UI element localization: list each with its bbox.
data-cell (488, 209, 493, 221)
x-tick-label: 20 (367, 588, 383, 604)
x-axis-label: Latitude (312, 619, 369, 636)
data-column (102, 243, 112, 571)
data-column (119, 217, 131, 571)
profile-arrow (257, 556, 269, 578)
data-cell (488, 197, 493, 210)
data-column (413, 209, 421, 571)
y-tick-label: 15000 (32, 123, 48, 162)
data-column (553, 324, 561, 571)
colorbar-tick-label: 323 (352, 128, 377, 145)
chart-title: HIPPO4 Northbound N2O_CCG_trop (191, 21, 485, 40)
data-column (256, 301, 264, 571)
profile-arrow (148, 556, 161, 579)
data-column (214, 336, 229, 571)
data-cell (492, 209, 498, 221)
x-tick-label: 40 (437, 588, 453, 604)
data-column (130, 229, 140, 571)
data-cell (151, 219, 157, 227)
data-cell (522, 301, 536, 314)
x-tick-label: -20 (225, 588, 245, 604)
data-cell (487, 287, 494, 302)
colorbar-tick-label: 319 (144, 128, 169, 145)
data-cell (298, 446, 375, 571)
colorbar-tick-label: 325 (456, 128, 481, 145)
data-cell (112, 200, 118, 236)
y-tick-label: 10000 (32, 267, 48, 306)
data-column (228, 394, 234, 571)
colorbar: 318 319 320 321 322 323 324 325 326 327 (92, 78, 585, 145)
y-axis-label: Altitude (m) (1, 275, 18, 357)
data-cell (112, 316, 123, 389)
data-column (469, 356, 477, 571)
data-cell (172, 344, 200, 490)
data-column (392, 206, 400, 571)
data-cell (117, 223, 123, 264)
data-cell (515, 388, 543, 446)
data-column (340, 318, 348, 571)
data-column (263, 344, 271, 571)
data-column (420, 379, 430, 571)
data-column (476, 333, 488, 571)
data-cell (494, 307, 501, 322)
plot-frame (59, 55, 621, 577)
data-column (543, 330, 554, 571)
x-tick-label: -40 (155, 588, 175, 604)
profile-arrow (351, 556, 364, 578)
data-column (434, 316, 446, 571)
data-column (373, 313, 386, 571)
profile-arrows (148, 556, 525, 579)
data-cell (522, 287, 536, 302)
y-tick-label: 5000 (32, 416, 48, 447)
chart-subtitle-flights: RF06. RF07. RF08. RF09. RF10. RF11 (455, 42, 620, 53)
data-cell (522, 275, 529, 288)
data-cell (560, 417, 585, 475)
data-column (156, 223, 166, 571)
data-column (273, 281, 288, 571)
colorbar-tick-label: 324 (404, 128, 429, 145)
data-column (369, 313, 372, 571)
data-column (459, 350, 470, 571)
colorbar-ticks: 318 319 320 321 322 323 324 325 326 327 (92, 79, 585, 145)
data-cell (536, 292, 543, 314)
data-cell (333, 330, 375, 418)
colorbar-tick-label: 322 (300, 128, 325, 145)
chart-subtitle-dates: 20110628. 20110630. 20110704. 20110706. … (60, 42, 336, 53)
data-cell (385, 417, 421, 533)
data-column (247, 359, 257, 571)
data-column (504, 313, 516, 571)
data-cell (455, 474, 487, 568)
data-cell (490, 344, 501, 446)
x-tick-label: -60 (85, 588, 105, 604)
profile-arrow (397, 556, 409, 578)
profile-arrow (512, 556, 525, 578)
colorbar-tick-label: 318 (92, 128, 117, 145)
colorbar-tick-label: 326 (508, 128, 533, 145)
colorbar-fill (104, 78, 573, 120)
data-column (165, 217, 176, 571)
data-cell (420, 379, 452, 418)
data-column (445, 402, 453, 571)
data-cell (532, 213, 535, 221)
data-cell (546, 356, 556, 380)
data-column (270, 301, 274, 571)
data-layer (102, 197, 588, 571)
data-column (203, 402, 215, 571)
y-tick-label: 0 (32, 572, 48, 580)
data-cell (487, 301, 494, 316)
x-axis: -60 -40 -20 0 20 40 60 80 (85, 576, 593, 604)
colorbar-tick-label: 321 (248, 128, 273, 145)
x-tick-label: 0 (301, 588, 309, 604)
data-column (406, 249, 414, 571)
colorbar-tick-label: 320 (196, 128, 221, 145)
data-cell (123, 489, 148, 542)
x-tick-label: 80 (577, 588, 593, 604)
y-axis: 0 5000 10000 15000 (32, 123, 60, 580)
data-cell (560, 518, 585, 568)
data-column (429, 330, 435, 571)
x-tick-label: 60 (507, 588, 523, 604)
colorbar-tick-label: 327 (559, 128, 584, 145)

◆ ◆ ◆ ◆ ◆

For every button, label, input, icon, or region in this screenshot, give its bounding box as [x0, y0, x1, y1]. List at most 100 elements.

◆ ◆ ◆ ◆ ◆

### Условие задания
Перепишите без изменений фрагмент записей от строки, содержащей «UI element localization: list», до строки, содержащей «y-tick-label: 15000 (32, 123, 48, 162)», включая обе граничные строки.

### Результат выполнения
UI element localization: list each with its bbox.
data-cell (488, 209, 493, 221)
x-tick-label: 20 (367, 588, 383, 604)
x-axis-label: Latitude (312, 619, 369, 636)
data-column (102, 243, 112, 571)
data-column (119, 217, 131, 571)
profile-arrow (257, 556, 269, 578)
data-cell (488, 197, 493, 210)
data-column (413, 209, 421, 571)
y-tick-label: 15000 (32, 123, 48, 162)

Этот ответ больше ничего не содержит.